● **Task statement**: Search the material for the string "this", then return every line where it is found.

● **Extracted records**:
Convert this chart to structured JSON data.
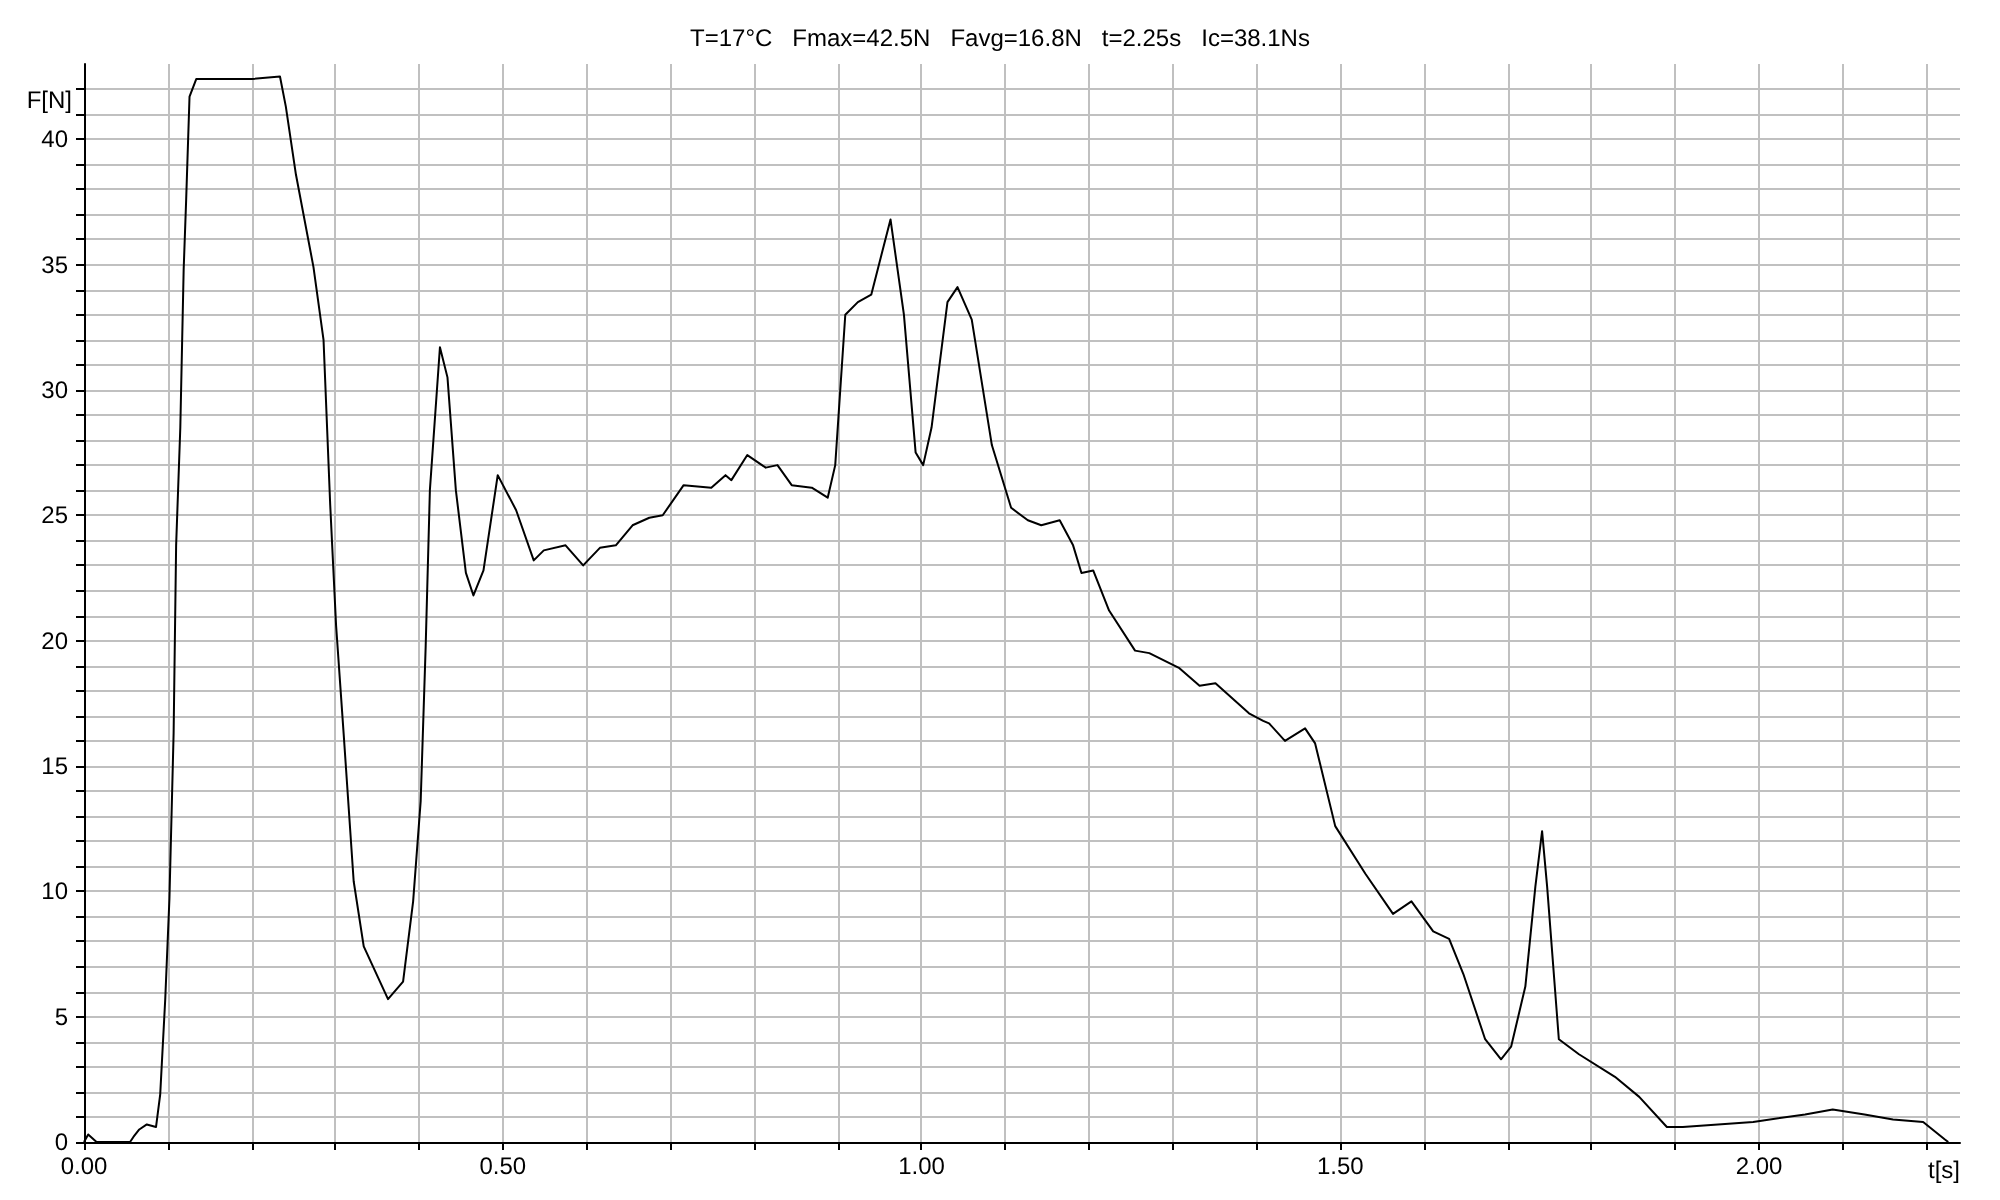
{
  "chart_data": {
    "type": "line",
    "title": "T=17°C   Fmax=42.5N   Favg=16.8N   t=2.25s   Ic=38.1Ns",
    "xlabel": "t[s]",
    "ylabel": "F[N]",
    "x": [
      0,
      0.005,
      0.015,
      0.055,
      0.059,
      0.066,
      0.075,
      0.086,
      0.091,
      0.097,
      0.102,
      0.107,
      0.11,
      0.115,
      0.119,
      0.122,
      0.126,
      0.134,
      0.2,
      0.234,
      0.241,
      0.253,
      0.274,
      0.286,
      0.294,
      0.301,
      0.31,
      0.322,
      0.334,
      0.363,
      0.381,
      0.393,
      0.402,
      0.408,
      0.413,
      0.425,
      0.434,
      0.444,
      0.456,
      0.465,
      0.477,
      0.494,
      0.516,
      0.537,
      0.549,
      0.575,
      0.596,
      0.616,
      0.635,
      0.655,
      0.675,
      0.691,
      0.716,
      0.749,
      0.766,
      0.773,
      0.792,
      0.814,
      0.828,
      0.845,
      0.869,
      0.888,
      0.897,
      0.909,
      0.924,
      0.94,
      0.963,
      0.979,
      0.993,
      1.002,
      1.012,
      1.031,
      1.043,
      1.06,
      1.084,
      1.107,
      1.127,
      1.143,
      1.165,
      1.181,
      1.191,
      1.205,
      1.224,
      1.255,
      1.272,
      1.308,
      1.332,
      1.351,
      1.391,
      1.408,
      1.415,
      1.434,
      1.458,
      1.47,
      1.494,
      1.53,
      1.563,
      1.585,
      1.611,
      1.63,
      1.647,
      1.673,
      1.692,
      1.704,
      1.721,
      1.733,
      1.741,
      1.747,
      1.761,
      1.785,
      1.828,
      1.857,
      1.89,
      1.909,
      1.993,
      2.055,
      2.088,
      2.126,
      2.16,
      2.196,
      2.222,
      2.226
    ],
    "values": [
      0,
      0.3,
      0,
      0,
      0.2,
      0.5,
      0.7,
      0.6,
      1.9,
      5.7,
      9.7,
      16.3,
      23.8,
      28.5,
      34.8,
      37.6,
      41.7,
      42.4,
      42.4,
      42.5,
      41.3,
      38.6,
      34.9,
      32,
      25.4,
      20.6,
      16.3,
      10.4,
      7.8,
      5.7,
      6.4,
      9.6,
      13.6,
      19.8,
      26,
      31.7,
      30.5,
      26,
      22.7,
      21.8,
      22.8,
      26.6,
      25.2,
      23.2,
      23.6,
      23.8,
      23,
      23.7,
      23.8,
      24.6,
      24.9,
      25,
      26.2,
      26.1,
      26.6,
      26.4,
      27.4,
      26.9,
      27,
      26.2,
      26.1,
      25.7,
      27,
      33,
      33.5,
      33.8,
      36.8,
      33,
      27.5,
      27,
      28.5,
      33.5,
      34.1,
      32.8,
      27.8,
      25.3,
      24.8,
      24.6,
      24.8,
      23.8,
      22.7,
      22.8,
      21.2,
      19.6,
      19.5,
      18.9,
      18.2,
      18.3,
      17.1,
      16.8,
      16.7,
      16,
      16.5,
      15.9,
      12.6,
      10.7,
      9.1,
      9.6,
      8.4,
      8.1,
      6.7,
      4.1,
      3.3,
      3.8,
      6.2,
      10.2,
      12.4,
      10.2,
      4.1,
      3.5,
      2.6,
      1.8,
      0.6,
      0.6,
      0.8,
      1.1,
      1.3,
      1.1,
      0.9,
      0.8,
      0.1,
      0
    ],
    "color": "#000000",
    "marker": "none",
    "line_style": "solid",
    "grid": true,
    "xlim": [
      0,
      2.24
    ],
    "ylim": [
      0,
      43
    ],
    "xticks": [
      {
        "value": 0,
        "label": "0.00"
      },
      {
        "value": 0.1,
        "label": null
      },
      {
        "value": 0.2,
        "label": null
      },
      {
        "value": 0.3,
        "label": null
      },
      {
        "value": 0.4,
        "label": null
      },
      {
        "value": 0.5,
        "label": "0.50"
      },
      {
        "value": 0.6,
        "label": null
      },
      {
        "value": 0.7,
        "label": null
      },
      {
        "value": 0.8,
        "label": null
      },
      {
        "value": 0.9,
        "label": null
      },
      {
        "value": 1,
        "label": "1.00"
      },
      {
        "value": 1.1,
        "label": null
      },
      {
        "value": 1.2,
        "label": null
      },
      {
        "value": 1.3,
        "label": null
      },
      {
        "value": 1.4,
        "label": null
      },
      {
        "value": 1.5,
        "label": "1.50"
      },
      {
        "value": 1.6,
        "label": null
      },
      {
        "value": 1.7,
        "label": null
      },
      {
        "value": 1.8,
        "label": null
      },
      {
        "value": 1.9,
        "label": null
      },
      {
        "value": 2,
        "label": "2.00"
      },
      {
        "value": 2.1,
        "label": null
      },
      {
        "value": 2.2,
        "label": null
      }
    ],
    "yticks": [
      0,
      {
        "value": 1,
        "label": null
      },
      {
        "value": 2,
        "label": null
      },
      {
        "value": 3,
        "label": null
      },
      {
        "value": 4,
        "label": null
      },
      5,
      {
        "value": 6,
        "label": null
      },
      {
        "value": 7,
        "label": null
      },
      {
        "value": 8,
        "label": null
      },
      {
        "value": 9,
        "label": null
      },
      10,
      {
        "value": 11,
        "label": null
      },
      {
        "value": 12,
        "label": null
      },
      {
        "value": 13,
        "label": null
      },
      {
        "value": 14,
        "label": null
      },
      15,
      {
        "value": 16,
        "label": null
      },
      {
        "value": 17,
        "label": null
      },
      {
        "value": 18,
        "label": null
      },
      {
        "value": 19,
        "label": null
      },
      20,
      {
        "value": 21,
        "label": null
      },
      {
        "value": 22,
        "label": null
      },
      {
        "value": 23,
        "label": null
      },
      {
        "value": 24,
        "label": null
      },
      25,
      {
        "value": 26,
        "label": null
      },
      {
        "value": 27,
        "label": null
      },
      {
        "value": 28,
        "label": null
      },
      {
        "value": 29,
        "label": null
      },
      30,
      {
        "value": 31,
        "label": null
      },
      {
        "value": 32,
        "label": null
      },
      {
        "value": 33,
        "label": null
      },
      {
        "value": 34,
        "label": null
      },
      35,
      {
        "value": 36,
        "label": null
      },
      {
        "value": 37,
        "label": null
      },
      {
        "value": 38,
        "label": null
      },
      {
        "value": 39,
        "label": null
      },
      40,
      {
        "value": 41,
        "label": null
      },
      {
        "value": 42,
        "label": null
      }
    ]
  }
}
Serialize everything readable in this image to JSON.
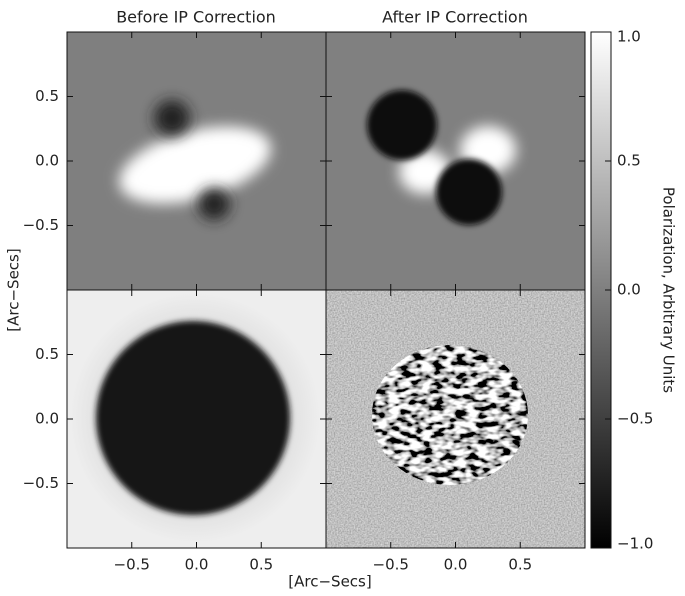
{
  "chart_data": {
    "type": "image-grid",
    "titles": [
      "Before IP Correction",
      "After IP Correction"
    ],
    "xlabel": "[Arc−Secs]",
    "ylabel": "[Arc−Secs]",
    "xlim": [
      -1,
      1
    ],
    "ylim": [
      -1,
      1
    ],
    "xticks": [
      {
        "value": -0.5,
        "label": "−0.5"
      },
      {
        "value": 0,
        "label": "0.0"
      },
      0.5
    ],
    "yticks": [
      {
        "value": -0.5,
        "label": "−0.5"
      },
      {
        "value": 0,
        "label": "0.0"
      },
      0.5
    ],
    "colorbar": {
      "label": "Polarization, Arbitrary Units",
      "lim": [
        -1,
        1
      ],
      "ticks": [
        {
          "value": -1,
          "label": "−1.0"
        },
        {
          "value": -0.5,
          "label": "−0.5"
        },
        {
          "value": 0,
          "label": "0.0"
        },
        0.5,
        {
          "value": 1,
          "label": "1.0"
        }
      ]
    }
  }
}
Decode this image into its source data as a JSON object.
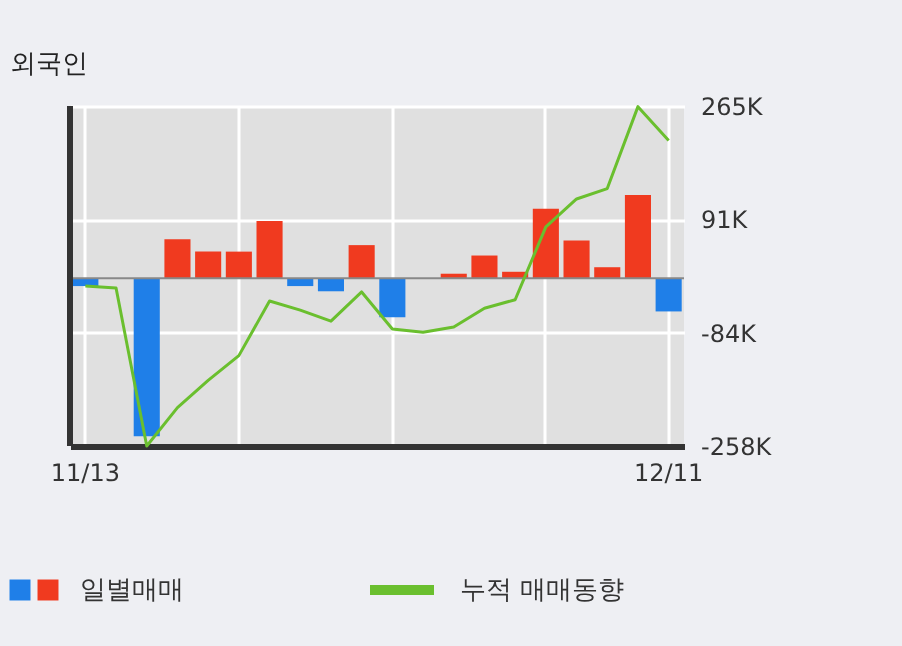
{
  "chart_data": {
    "type": "bar",
    "title": "외국인",
    "categories": [
      "11/13",
      null,
      null,
      null,
      null,
      null,
      null,
      null,
      null,
      null,
      null,
      null,
      null,
      null,
      null,
      null,
      null,
      null,
      null,
      "12/11"
    ],
    "series": [
      {
        "name": "일별매매",
        "colors": [
          "#1f7fe8",
          "#1f7fe8",
          "#1f7fe8",
          "#f03a1f",
          "#f03a1f",
          "#f03a1f",
          "#f03a1f",
          "#1f7fe8",
          "#1f7fe8",
          "#f03a1f",
          "#1f7fe8",
          "#f03a1f",
          "#f03a1f",
          "#f03a1f",
          "#f03a1f",
          "#f03a1f",
          "#f03a1f",
          "#f03a1f",
          "#f03a1f",
          "#1f7fe8"
        ],
        "values": [
          -12000,
          null,
          -243000,
          60000,
          41000,
          41000,
          88000,
          -12000,
          -20000,
          51000,
          -60000,
          null,
          7000,
          35000,
          10000,
          107000,
          58000,
          17000,
          128000,
          -51000
        ]
      },
      {
        "name": "누적 매매동향",
        "type": "line",
        "color": "#6abf2e",
        "values": [
          -12000,
          -15000,
          -258000,
          -199000,
          -157000,
          -119000,
          -35000,
          -49000,
          -66000,
          -21000,
          -78000,
          -83000,
          -75000,
          -46000,
          -33000,
          79000,
          122000,
          138000,
          264000,
          212000
        ]
      }
    ],
    "ylim": [
      -258000,
      265000
    ],
    "yticks": [
      {
        "value": -258000,
        "label": "-258K"
      },
      {
        "value": -84000,
        "label": "-84K"
      },
      {
        "value": 91000,
        "label": "91K"
      },
      {
        "value": 265000,
        "label": "265K"
      }
    ],
    "ref_lines": [
      {
        "axis": "y",
        "value": 0,
        "color": "#888888"
      }
    ],
    "grid": true,
    "legend": "bottom",
    "line_style": "solid",
    "marker": "none"
  }
}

● **Response below**:
Convert this chart to structured JSON data.
Serialize everything readable in this image to JSON.
Decode this image into its source data as a JSON object.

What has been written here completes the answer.